───── TASK INPUTS
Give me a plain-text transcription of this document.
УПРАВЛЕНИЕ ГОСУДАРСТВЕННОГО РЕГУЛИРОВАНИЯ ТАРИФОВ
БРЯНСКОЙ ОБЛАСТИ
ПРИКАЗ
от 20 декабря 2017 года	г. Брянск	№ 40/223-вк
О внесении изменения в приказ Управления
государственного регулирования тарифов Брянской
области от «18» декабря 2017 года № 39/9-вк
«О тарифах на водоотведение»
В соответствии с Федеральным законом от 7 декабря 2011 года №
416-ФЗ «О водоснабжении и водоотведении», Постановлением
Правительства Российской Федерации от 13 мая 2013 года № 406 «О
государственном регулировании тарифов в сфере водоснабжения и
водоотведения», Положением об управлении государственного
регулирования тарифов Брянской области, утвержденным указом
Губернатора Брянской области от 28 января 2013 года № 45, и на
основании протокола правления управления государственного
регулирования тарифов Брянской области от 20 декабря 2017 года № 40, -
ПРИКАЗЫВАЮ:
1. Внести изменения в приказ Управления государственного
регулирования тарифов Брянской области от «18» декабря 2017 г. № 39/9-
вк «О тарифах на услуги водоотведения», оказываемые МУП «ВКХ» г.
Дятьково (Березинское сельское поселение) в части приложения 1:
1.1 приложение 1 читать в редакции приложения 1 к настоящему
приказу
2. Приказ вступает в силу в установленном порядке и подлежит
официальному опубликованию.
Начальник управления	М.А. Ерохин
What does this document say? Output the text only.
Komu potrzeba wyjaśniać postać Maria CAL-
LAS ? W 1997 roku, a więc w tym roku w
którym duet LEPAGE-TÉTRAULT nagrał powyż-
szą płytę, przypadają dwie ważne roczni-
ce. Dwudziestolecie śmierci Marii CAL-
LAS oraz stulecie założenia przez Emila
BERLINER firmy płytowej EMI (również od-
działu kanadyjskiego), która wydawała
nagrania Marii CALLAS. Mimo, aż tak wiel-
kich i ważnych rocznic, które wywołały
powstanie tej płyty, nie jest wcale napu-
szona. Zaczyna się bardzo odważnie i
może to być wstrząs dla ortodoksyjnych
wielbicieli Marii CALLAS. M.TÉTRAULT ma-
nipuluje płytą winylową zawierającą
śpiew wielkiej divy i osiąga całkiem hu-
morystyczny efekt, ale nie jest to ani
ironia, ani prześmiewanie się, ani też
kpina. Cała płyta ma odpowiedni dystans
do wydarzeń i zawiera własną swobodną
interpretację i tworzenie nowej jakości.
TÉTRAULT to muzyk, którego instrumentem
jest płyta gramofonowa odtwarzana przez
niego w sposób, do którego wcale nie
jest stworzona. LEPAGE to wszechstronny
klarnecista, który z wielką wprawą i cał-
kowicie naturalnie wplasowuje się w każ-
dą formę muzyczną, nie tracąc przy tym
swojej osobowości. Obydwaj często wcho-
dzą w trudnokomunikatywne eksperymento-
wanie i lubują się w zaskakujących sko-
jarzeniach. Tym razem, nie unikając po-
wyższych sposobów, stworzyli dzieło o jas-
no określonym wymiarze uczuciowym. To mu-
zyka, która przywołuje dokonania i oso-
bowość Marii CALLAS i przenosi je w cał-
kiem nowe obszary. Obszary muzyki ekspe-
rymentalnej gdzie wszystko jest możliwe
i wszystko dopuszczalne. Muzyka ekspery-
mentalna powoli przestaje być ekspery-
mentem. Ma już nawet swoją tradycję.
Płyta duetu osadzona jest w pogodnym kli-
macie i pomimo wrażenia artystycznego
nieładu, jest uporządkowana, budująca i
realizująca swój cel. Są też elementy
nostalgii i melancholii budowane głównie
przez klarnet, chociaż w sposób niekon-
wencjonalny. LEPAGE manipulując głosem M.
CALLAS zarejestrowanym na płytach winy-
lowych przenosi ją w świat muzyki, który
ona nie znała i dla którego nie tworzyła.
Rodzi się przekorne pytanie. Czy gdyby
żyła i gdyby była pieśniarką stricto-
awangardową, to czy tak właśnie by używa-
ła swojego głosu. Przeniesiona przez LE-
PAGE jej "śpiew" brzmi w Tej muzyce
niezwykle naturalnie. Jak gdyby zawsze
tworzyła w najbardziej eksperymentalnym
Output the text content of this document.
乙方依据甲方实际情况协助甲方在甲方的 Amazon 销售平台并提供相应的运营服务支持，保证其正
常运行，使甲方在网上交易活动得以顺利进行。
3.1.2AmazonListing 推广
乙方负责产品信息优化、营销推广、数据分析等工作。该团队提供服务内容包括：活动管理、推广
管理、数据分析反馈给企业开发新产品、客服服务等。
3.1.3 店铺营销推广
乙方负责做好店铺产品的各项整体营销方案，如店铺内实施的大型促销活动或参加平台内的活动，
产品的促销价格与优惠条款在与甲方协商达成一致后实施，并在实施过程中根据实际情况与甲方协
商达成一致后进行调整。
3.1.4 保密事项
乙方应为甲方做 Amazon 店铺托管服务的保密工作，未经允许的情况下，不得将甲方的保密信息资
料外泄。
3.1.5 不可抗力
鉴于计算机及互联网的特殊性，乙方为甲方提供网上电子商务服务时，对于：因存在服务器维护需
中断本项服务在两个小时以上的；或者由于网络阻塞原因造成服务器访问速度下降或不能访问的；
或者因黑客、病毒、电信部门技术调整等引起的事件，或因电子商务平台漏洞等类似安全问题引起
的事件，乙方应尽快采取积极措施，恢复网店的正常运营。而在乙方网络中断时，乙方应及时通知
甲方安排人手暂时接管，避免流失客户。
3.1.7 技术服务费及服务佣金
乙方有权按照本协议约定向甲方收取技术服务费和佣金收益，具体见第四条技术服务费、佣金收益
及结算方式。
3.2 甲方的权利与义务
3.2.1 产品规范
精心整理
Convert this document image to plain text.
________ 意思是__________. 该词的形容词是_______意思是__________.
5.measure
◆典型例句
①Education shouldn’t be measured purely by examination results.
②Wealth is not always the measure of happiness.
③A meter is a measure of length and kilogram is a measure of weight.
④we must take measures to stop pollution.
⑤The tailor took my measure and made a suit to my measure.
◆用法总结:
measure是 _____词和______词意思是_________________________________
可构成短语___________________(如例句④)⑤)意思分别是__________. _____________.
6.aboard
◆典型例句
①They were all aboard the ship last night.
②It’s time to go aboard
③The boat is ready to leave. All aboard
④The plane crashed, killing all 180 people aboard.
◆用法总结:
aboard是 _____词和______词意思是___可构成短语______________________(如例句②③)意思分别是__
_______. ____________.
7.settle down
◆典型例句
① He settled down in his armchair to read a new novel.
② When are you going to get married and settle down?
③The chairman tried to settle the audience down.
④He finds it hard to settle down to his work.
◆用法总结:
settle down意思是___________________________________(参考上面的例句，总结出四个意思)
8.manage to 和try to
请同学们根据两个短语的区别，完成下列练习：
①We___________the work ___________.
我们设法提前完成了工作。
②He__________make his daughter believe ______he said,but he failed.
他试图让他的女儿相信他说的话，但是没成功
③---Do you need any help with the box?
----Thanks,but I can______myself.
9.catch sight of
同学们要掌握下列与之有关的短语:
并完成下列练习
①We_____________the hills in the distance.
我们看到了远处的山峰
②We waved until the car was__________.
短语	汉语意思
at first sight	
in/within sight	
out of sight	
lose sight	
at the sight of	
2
──────────
EXERCISE TASK: All of the material must be reproduced exactly.

EXPECTED ANSWER:
Give me a plain-text transcription of this document.
УПРАВЛЕНИЕ ГОСУДАРСТВЕННОГО РЕГУЛИРОВАНИЯ ТАРИФОВ
БРЯНСКОЙ ОБЛАСТИ
ПРИКАЗ
от 20 декабря 2017 года	г. Брянск	№ 40/223-вк
О внесении изменения в приказ Управления
государственного регулирования тарифов Брянской
области от «18» декабря 2017 года № 39/9-вк
«О тарифах на водоотведение»
В соответствии с Федеральным законом от 7 декабря 2011 года №
416-ФЗ «О водоснабжении и водоотведении», Постановлением
Правительства Российской Федерации от 13 мая 2013 года № 406 «О
государственном регулировании тарифов в сфере водоснабжения и
водоотведения», Положением об управлении государственного
регулирования тарифов Брянской области, утвержденным указом
Губернатора Брянской области от 28 января 2013 года № 45, и на
основании протокола правления управления государственного
регулирования тарифов Брянской области от 20 декабря 2017 года № 40, -
ПРИКАЗЫВАЮ:
1. Внести изменения в приказ Управления государственного
регулирования тарифов Брянской области от «18» декабря 2017 г. № 39/9-
вк «О тарифах на услуги водоотведения», оказываемые МУП «ВКХ» г.
Дятьково (Березинское сельское поселение) в части приложения 1:
1.1 приложение 1 читать в редакции приложения 1 к настоящему
приказу
2. Приказ вступает в силу в установленном порядке и подлежит
официальному опубликованию.
Начальник управления	М.А. Ерохин
What does this document say? Output the text only.
Komu potrzeba wyjaśniać postać Maria CAL-
LAS ? W 1997 roku, a więc w tym roku w
którym duet LEPAGE-TÉTRAULT nagrał powyż-
szą płytę, przypadają dwie ważne roczni-
ce. Dwudziestolecie śmierci Marii CAL-
LAS oraz stulecie założenia przez Emila
BERLINER firmy płytowej EMI (również od-
działu kanadyjskiego), która wydawała
nagrania Marii CALLAS. Mimo, aż tak wiel-
kich i ważnych rocznic, które wywołały
powstanie tej płyty, nie jest wcale napu-
szona. Zaczyna się bardzo odważnie i
może to być wstrząs dla ortodoksyjnych
wielbicieli Marii CALLAS. M.TÉTRAULT ma-
nipuluje płytą winylową zawierającą
śpiew wielkiej divy i osiąga całkiem hu-
morystyczny efekt, ale nie jest to ani
ironia, ani prześmiewanie się, ani też
kpina. Cała płyta ma odpowiedni dystans
do wydarzeń i zawiera własną swobodną
interpretację i tworzenie nowej jakości.
TÉTRAULT to muzyk, którego instrumentem
jest płyta gramofonowa odtwarzana przez
niego w sposób, do którego wcale nie
jest stworzona. LEPAGE to wszechstronny
klarnecista, który z wielką wprawą i cał-
kowicie naturalnie wplasowuje się w każ-
dą formę muzyczną, nie tracąc przy tym
swojej osobowości. Obydwaj często wcho-
dzą w trudnokomunikatywne eksperymento-
wanie i lubują się w zaskakujących sko-
jarzeniach. Tym razem, nie unikając po-
wyższych sposobów, stworzyli dzieło o jas-
no określonym wymiarze uczuciowym. To mu-
zyka, która przywołuje dokonania i oso-
bowość Marii CALLAS i przenosi je w cał-
kiem nowe obszary. Obszary muzyki ekspe-
rymentalnej gdzie wszystko jest możliwe
i wszystko dopuszczalne. Muzyka ekspery-
mentalna powoli przestaje być ekspery-
mentem. Ma już nawet swoją tradycję.
Płyta duetu osadzona jest w pogodnym kli-
macie i pomimo wrażenia artystycznego
nieładu, jest uporządkowana, budująca i
realizująca swój cel. Są też elementy
nostalgii i melancholii budowane głównie
przez klarnet, chociaż w sposób niekon-
wencjonalny. LEPAGE manipulując głosem M.
CALLAS zarejestrowanym na płytach winy-
lowych przenosi ją w świat muzyki, który
ona nie znała i dla którego nie tworzyła.
Rodzi się przekorne pytanie. Czy gdyby
żyła i gdyby była pieśniarką stricto-
awangardową, to czy tak właśnie by używa-
ła swojego głosu. Przeniesiona przez LE-
PAGE jej "śpiew" brzmi w Tej muzyce
niezwykle naturalnie. Jak gdyby zawsze
tworzyła w najbardziej eksperymentalnym
Output the text content of this document.
乙方依据甲方实际情况协助甲方在甲方的 Amazon 销售平台并提供相应的运营服务支持，保证其正
常运行，使甲方在网上交易活动得以顺利进行。
3.1.2AmazonListing 推广
乙方负责产品信息优化、营销推广、数据分析等工作。该团队提供服务内容包括：活动管理、推广
管理、数据分析反馈给企业开发新产品、客服服务等。
3.1.3 店铺营销推广
乙方负责做好店铺产品的各项整体营销方案，如店铺内实施的大型促销活动或参加平台内的活动，
产品的促销价格与优惠条款在与甲方协商达成一致后实施，并在实施过程中根据实际情况与甲方协
商达成一致后进行调整。
3.1.4 保密事项
乙方应为甲方做 Amazon 店铺托管服务的保密工作，未经允许的情况下，不得将甲方的保密信息资
料外泄。
3.1.5 不可抗力
鉴于计算机及互联网的特殊性，乙方为甲方提供网上电子商务服务时，对于：因存在服务器维护需
中断本项服务在两个小时以上的；或者由于网络阻塞原因造成服务器访问速度下降或不能访问的；
或者因黑客、病毒、电信部门技术调整等引起的事件，或因电子商务平台漏洞等类似安全问题引起
的事件，乙方应尽快采取积极措施，恢复网店的正常运营。而在乙方网络中断时，乙方应及时通知
甲方安排人手暂时接管，避免流失客户。
3.1.7 技术服务费及服务佣金
乙方有权按照本协议约定向甲方收取技术服务费和佣金收益，具体见第四条技术服务费、佣金收益
及结算方式。
3.2 甲方的权利与义务
3.2.1 产品规范
精心整理
Convert this document image to plain text.
________ 意思是__________. 该词的形容词是_______意思是__________.
5.measure
◆典型例句
①Education shouldn’t be measured purely by examination results.
②Wealth is not always the measure of happiness.
③A meter is a measure of length and kilogram is a measure of weight.
④we must take measures to stop pollution.
⑤The tailor took my measure and made a suit to my measure.
◆用法总结:
measure是 _____词和______词意思是_________________________________
可构成短语___________________(如例句④)⑤)意思分别是__________. _____________.
6.aboard
◆典型例句
①They were all aboard the ship last night.
②It’s time to go aboard
③The boat is ready to leave. All aboard
④The plane crashed, killing all 180 people aboard.
◆用法总结:
aboard是 _____词和______词意思是___可构成短语______________________(如例句②③)意思分别是__
_______. ____________.
7.settle down
◆典型例句
① He settled down in his armchair to read a new novel.
② When are you going to get married and settle down?
③The chairman tried to settle the audience down.
④He finds it hard to settle down to his work.
◆用法总结:
settle down意思是___________________________________(参考上面的例句，总结出四个意思)
8.manage to 和try to
请同学们根据两个短语的区别，完成下列练习：
①We___________the work ___________.
我们设法提前完成了工作。
②He__________make his daughter believe ______he said,but he failed.
他试图让他的女儿相信他说的话，但是没成功
③---Do you need any help with the box?
----Thanks,but I can______myself.
9.catch sight of
同学们要掌握下列与之有关的短语:
并完成下列练习
①We_____________the hills in the distance.
我们看到了远处的山峰
②We waved until the car was__________.
短语	汉语意思
at first sight	
in/within sight	
out of sight	
lose sight	
at the sight of	
2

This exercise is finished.